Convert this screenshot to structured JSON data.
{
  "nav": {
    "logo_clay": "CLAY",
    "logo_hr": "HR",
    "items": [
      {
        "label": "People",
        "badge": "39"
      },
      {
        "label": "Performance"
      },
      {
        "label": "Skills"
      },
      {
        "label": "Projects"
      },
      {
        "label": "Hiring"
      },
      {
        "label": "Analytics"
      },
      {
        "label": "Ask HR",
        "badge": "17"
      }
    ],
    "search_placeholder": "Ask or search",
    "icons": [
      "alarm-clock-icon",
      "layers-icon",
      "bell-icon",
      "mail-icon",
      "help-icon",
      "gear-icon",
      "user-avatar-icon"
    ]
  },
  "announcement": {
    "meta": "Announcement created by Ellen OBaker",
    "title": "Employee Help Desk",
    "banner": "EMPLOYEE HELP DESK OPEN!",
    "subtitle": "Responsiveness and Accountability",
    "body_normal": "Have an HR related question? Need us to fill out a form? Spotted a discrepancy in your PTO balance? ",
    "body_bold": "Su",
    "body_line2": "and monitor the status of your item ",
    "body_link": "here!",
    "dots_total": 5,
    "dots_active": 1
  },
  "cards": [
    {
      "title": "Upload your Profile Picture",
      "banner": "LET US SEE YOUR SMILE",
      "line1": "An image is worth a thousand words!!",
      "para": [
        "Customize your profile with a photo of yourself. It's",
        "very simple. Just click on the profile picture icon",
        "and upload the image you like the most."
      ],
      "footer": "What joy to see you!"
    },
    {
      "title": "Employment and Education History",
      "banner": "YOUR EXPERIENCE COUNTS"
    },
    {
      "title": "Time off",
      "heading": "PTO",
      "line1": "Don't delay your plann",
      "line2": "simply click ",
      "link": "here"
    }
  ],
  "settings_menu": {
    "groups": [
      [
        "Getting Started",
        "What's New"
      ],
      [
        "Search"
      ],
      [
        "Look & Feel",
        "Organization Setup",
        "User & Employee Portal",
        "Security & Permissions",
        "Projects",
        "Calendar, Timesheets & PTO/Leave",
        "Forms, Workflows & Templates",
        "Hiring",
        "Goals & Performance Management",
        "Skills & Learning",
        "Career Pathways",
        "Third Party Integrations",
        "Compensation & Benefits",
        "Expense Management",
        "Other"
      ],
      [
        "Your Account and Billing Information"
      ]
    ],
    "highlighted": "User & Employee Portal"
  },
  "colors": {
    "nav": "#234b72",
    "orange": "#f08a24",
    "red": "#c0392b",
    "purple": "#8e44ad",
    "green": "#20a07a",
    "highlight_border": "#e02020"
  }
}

════════════════

## [Exercise details]
Retype all the records, matching them exactly.

## [Result of the task]
Convert this screenshot to structured JSON data.
{
  "nav": {
    "logo_clay": "CLAY",
    "logo_hr": "HR",
    "items": [
      {
        "label": "People",
        "badge": "39"
      },
      {
        "label": "Performance"
      },
      {
        "label": "Skills"
      },
      {
        "label": "Projects"
      },
      {
        "label": "Hiring"
      },
      {
        "label": "Analytics"
      },
      {
        "label": "Ask HR",
        "badge": "17"
      }
    ],
    "search_placeholder": "Ask or search",
    "icons": [
      "alarm-clock-icon",
      "layers-icon",
      "bell-icon",
      "mail-icon",
      "help-icon",
      "gear-icon",
      "user-avatar-icon"
    ]
  },
  "announcement": {
    "meta": "Announcement created by Ellen OBaker",
    "title": "Employee Help Desk",
    "banner": "EMPLOYEE HELP DESK OPEN!",
    "subtitle": "Responsiveness and Accountability",
    "body_normal": "Have an HR related question? Need us to fill out a form? Spotted a discrepancy in your PTO balance? ",
    "body_bold": "Su",
    "body_line2": "and monitor the status of your item ",
    "body_link": "here!",
    "dots_total": 5,
    "dots_active": 1
  },
  "cards": [
    {
      "title": "Upload your Profile Picture",
      "banner": "LET US SEE YOUR SMILE",
      "line1": "An image is worth a thousand words!!",
      "para": [
        "Customize your profile with a photo of yourself. It's",
        "very simple. Just click on the profile picture icon",
        "and upload the image you like the most."
      ],
      "footer": "What joy to see you!"
    },
    {
      "title": "Employment and Education History",
      "banner": "YOUR EXPERIENCE COUNTS"
    },
    {
      "title": "Time off",
      "heading": "PTO",
      "line1": "Don't delay your plann",
      "line2": "simply click ",
      "link": "here"
    }
  ],
  "settings_menu": {
    "groups": [
      [
        "Getting Started",
        "What's New"
      ],
      [
        "Search"
      ],
      [
        "Look & Feel",
        "Organization Setup",
        "User & Employee Portal",
        "Security & Permissions",
        "Projects",
        "Calendar, Timesheets & PTO/Leave",
        "Forms, Workflows & Templates",
        "Hiring",
        "Goals & Performance Management",
        "Skills & Learning",
        "Career Pathways",
        "Third Party Integrations",
        "Compensation & Benefits",
        "Expense Management",
        "Other"
      ],
      [
        "Your Account and Billing Information"
      ]
    ],
    "highlighted": "User & Employee Portal"
  },
  "colors": {
    "nav": "#234b72",
    "orange": "#f08a24",
    "red": "#c0392b",
    "purple": "#8e44ad",
    "green": "#20a07a",
    "highlight_border": "#e02020"
  }
}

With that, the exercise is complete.